Segment Start: Records for this task

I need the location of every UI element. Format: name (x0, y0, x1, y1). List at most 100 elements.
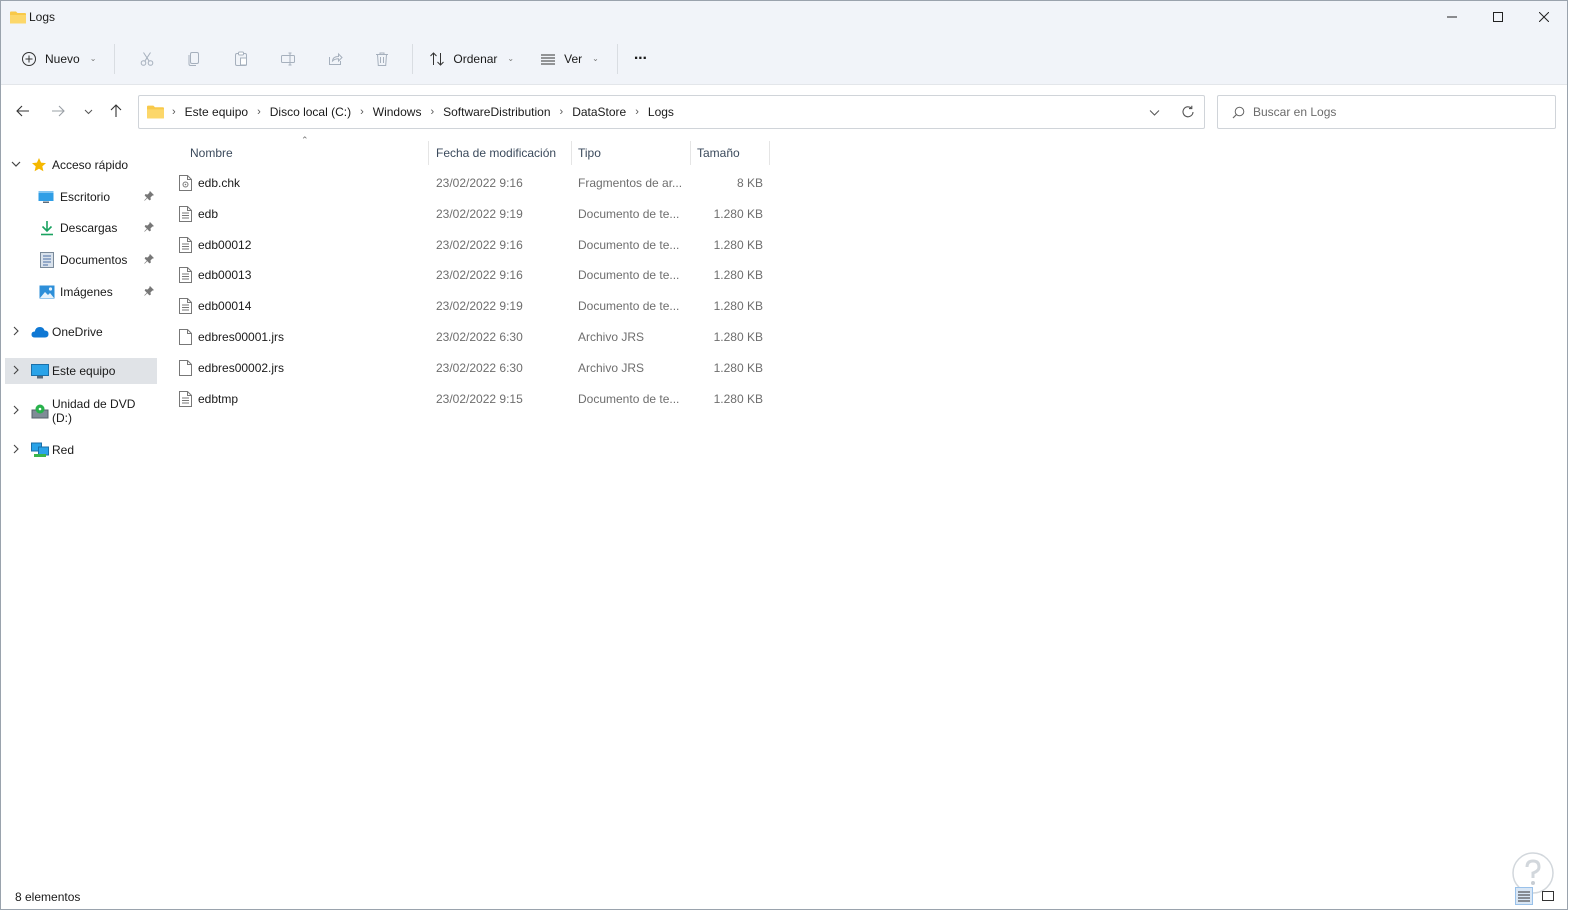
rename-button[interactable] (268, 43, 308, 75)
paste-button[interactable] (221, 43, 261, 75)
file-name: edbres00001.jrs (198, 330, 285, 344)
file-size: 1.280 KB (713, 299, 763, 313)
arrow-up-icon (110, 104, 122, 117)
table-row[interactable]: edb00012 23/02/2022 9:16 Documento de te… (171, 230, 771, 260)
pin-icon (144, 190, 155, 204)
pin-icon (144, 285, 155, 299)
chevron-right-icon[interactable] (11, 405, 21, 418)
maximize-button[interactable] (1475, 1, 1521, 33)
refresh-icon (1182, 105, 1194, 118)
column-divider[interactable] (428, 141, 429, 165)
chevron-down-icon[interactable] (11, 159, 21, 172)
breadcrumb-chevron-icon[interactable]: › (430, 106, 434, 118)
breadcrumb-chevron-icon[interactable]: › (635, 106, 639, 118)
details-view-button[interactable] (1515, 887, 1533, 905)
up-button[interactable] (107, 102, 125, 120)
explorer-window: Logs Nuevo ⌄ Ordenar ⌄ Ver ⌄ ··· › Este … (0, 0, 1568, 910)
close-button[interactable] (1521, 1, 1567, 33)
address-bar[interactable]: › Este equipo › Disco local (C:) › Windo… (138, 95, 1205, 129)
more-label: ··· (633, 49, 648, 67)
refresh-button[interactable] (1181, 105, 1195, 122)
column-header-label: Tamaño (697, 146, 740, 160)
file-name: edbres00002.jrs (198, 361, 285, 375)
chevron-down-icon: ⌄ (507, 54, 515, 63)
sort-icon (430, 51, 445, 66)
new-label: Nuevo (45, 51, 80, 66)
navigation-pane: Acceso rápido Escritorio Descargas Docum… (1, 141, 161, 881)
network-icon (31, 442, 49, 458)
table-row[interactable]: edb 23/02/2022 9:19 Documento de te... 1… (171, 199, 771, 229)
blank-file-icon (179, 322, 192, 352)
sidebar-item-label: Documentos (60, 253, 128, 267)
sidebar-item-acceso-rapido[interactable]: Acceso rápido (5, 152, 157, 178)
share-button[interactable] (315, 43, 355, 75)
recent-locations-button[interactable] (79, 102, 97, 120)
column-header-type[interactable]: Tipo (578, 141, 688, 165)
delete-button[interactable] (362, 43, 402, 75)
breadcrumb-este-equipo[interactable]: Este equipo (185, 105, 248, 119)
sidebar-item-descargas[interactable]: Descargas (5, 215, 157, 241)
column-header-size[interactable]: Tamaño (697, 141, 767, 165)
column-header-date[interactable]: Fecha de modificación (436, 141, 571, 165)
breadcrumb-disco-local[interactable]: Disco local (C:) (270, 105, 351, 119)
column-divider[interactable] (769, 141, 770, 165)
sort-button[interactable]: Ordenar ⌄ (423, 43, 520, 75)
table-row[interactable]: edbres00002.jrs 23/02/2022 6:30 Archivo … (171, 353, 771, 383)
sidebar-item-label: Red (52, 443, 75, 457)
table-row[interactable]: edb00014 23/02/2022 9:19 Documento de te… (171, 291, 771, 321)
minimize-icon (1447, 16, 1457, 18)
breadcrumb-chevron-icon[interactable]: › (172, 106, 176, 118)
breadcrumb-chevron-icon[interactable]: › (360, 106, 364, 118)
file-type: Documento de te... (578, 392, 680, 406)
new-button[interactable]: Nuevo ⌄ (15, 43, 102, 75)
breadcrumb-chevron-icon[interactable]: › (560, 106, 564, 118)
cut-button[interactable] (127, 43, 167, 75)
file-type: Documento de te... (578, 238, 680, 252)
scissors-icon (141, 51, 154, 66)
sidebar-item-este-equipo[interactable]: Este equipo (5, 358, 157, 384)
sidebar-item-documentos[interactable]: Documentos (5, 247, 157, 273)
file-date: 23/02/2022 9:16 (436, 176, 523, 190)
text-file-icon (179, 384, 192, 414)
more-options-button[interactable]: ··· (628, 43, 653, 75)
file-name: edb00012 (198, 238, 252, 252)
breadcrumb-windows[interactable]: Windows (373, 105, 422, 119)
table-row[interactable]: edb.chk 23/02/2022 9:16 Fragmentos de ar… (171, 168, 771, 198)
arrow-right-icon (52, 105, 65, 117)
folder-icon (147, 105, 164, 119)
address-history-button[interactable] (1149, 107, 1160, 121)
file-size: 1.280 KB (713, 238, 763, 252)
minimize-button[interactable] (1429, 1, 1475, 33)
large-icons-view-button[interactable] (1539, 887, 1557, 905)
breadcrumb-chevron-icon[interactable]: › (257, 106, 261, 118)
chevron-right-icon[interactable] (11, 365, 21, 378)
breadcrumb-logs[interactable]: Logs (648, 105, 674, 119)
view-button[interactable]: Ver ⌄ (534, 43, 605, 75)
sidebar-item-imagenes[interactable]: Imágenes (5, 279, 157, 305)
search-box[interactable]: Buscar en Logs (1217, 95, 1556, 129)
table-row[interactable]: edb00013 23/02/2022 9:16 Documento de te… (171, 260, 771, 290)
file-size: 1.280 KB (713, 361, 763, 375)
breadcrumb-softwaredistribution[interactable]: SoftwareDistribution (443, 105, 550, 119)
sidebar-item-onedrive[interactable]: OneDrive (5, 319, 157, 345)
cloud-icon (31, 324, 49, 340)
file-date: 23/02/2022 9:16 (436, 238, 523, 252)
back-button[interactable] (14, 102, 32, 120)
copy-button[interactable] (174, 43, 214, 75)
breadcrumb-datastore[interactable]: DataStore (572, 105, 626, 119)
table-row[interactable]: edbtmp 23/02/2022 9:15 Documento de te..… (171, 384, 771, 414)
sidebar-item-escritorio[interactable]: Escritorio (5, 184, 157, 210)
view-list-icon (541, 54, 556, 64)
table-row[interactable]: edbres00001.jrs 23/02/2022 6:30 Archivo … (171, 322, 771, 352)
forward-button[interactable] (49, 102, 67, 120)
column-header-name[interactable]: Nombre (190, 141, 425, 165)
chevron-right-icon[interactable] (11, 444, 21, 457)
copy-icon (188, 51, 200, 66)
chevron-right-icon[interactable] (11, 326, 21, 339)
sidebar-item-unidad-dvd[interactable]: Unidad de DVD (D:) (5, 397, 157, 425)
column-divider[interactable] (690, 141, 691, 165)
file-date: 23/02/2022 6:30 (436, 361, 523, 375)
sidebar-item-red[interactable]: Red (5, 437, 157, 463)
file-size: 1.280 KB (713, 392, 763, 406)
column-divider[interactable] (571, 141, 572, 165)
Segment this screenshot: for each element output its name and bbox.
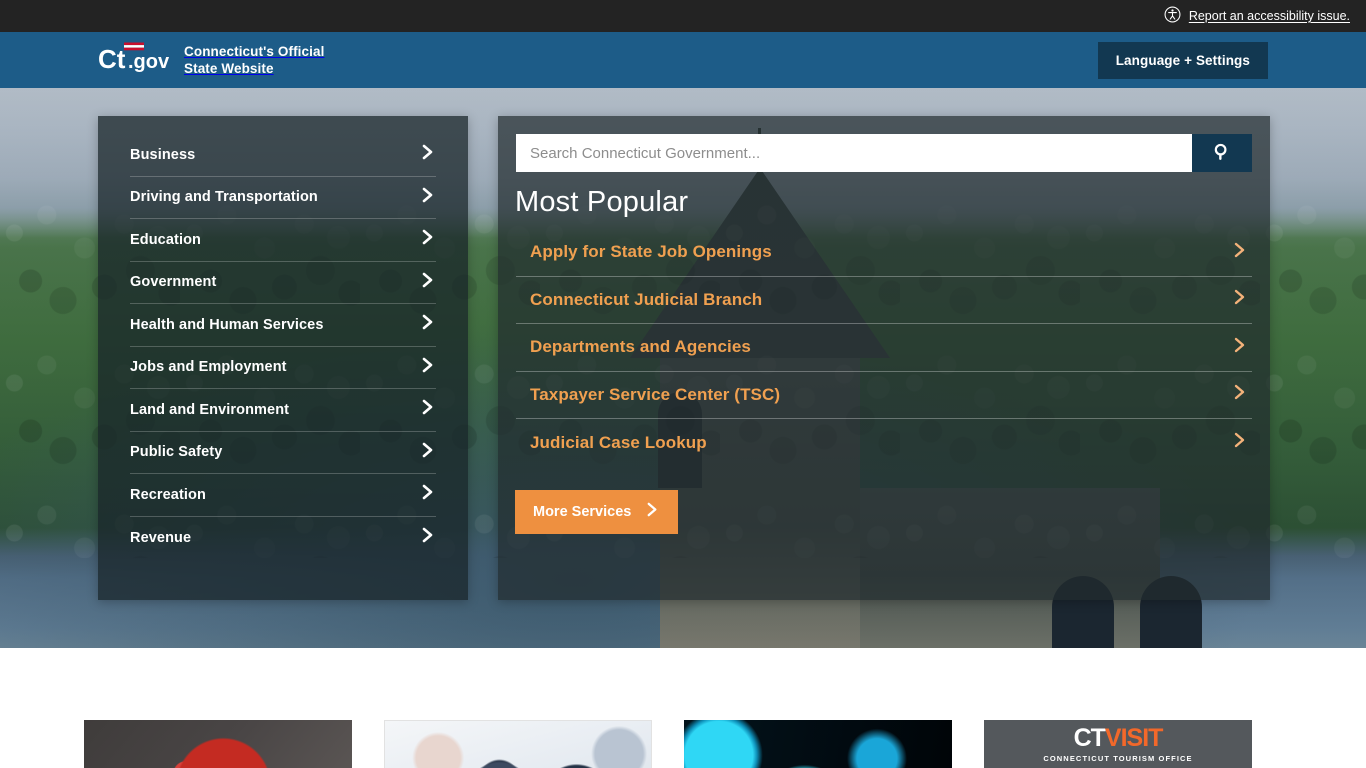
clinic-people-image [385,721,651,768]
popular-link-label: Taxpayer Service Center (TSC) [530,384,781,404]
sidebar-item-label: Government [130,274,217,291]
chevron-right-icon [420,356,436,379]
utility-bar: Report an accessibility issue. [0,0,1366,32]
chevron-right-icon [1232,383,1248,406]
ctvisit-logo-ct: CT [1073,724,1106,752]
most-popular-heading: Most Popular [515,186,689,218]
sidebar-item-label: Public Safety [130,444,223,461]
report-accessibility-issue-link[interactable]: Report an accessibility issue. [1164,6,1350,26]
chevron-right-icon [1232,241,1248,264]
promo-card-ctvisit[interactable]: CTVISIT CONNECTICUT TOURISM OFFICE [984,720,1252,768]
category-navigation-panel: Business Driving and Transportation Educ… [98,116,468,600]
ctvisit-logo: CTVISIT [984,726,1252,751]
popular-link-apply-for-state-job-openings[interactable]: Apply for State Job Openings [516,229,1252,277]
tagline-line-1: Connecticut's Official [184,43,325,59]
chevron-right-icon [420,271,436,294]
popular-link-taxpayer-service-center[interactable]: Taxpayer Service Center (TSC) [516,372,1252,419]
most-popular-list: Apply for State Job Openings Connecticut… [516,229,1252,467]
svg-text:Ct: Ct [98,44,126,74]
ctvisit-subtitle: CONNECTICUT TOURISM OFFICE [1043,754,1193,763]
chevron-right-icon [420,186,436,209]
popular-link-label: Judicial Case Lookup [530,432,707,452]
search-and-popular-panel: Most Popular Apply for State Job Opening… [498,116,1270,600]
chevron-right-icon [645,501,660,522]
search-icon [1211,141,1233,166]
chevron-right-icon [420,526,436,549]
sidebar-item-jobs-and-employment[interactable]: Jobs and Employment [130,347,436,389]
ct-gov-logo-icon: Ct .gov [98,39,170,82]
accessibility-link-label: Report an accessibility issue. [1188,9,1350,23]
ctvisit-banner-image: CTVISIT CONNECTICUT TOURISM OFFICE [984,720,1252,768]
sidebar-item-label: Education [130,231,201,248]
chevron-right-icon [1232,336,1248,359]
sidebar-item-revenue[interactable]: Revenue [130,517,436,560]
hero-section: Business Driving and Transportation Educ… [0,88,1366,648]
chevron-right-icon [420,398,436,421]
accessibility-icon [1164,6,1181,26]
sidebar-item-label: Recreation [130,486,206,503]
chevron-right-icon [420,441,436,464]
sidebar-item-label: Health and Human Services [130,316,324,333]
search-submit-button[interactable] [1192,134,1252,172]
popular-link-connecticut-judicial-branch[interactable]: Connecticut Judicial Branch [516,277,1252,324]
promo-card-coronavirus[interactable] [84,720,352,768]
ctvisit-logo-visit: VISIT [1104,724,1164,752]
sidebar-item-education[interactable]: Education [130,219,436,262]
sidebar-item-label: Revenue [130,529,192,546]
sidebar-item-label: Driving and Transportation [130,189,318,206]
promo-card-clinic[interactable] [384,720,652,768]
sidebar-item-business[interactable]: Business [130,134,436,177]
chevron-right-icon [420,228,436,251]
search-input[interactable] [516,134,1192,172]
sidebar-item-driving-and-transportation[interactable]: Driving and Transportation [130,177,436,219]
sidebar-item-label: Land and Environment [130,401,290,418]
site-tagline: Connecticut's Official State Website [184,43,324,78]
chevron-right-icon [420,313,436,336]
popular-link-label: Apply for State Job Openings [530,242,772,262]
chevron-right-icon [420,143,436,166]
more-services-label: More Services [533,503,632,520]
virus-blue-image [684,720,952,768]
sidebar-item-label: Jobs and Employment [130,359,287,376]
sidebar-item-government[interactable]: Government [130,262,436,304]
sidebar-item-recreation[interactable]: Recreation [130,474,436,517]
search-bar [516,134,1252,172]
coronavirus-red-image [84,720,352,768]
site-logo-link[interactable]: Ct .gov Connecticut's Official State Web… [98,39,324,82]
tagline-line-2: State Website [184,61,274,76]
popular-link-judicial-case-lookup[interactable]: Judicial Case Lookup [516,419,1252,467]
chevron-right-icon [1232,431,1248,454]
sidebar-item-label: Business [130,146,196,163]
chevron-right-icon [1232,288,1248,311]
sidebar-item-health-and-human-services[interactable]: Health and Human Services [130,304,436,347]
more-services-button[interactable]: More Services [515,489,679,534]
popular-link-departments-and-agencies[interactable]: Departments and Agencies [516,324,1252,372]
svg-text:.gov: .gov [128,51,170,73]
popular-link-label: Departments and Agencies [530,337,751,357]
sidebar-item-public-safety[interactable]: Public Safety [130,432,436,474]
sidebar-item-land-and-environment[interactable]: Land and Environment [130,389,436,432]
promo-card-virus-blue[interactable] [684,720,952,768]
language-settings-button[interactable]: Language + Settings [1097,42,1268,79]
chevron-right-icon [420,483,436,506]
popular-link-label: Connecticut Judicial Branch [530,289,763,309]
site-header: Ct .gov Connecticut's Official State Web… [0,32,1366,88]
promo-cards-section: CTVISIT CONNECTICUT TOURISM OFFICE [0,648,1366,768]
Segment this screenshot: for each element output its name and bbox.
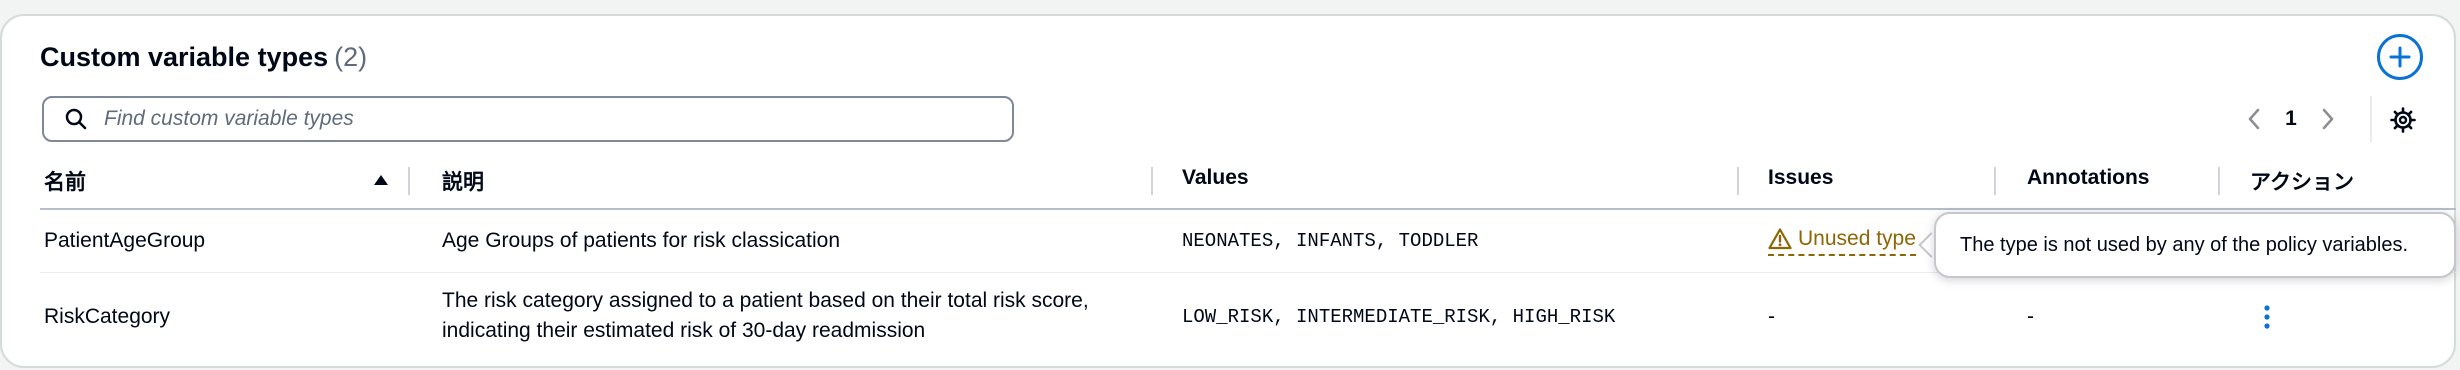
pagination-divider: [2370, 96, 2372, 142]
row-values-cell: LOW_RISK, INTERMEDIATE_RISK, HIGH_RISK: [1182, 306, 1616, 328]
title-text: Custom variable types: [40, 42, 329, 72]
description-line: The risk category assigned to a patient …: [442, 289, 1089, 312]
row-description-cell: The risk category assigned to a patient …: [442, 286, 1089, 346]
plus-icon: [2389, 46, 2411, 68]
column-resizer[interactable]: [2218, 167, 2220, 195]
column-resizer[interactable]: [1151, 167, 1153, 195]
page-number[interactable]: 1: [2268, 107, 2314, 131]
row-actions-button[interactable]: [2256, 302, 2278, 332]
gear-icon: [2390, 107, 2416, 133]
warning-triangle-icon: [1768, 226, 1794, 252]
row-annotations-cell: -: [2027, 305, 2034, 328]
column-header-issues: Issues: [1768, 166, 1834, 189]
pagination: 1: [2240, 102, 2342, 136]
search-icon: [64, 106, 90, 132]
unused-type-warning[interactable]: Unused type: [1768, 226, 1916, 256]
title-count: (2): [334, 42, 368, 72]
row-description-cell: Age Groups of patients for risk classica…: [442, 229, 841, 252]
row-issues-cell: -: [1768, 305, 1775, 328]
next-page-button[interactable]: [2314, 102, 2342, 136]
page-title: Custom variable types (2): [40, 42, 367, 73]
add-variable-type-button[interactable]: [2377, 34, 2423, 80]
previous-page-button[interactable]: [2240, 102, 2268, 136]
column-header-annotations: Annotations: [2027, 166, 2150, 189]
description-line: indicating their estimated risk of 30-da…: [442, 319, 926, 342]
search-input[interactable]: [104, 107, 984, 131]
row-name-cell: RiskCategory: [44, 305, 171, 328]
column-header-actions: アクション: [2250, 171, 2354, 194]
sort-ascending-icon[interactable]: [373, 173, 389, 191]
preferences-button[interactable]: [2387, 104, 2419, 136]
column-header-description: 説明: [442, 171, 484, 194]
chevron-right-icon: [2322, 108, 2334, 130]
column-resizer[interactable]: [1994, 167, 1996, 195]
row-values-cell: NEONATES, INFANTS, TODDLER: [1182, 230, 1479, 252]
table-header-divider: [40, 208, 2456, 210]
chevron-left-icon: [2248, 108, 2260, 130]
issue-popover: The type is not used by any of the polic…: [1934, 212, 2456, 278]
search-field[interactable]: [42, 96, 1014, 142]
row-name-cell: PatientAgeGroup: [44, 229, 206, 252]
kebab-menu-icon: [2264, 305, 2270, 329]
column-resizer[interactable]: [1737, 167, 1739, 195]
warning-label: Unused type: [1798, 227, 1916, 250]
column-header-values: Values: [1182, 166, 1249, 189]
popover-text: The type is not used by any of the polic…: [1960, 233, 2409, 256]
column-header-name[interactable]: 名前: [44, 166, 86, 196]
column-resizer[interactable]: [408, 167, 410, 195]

Segment End: Records for this task

» **What to work on**:
All lines above with "assigned" in them should be returned.

» **Expected answer**:
description-line: The risk category assigned to a patient …: [442, 289, 1089, 312]
row-description-cell: The risk category assigned to a patient …: [442, 286, 1089, 346]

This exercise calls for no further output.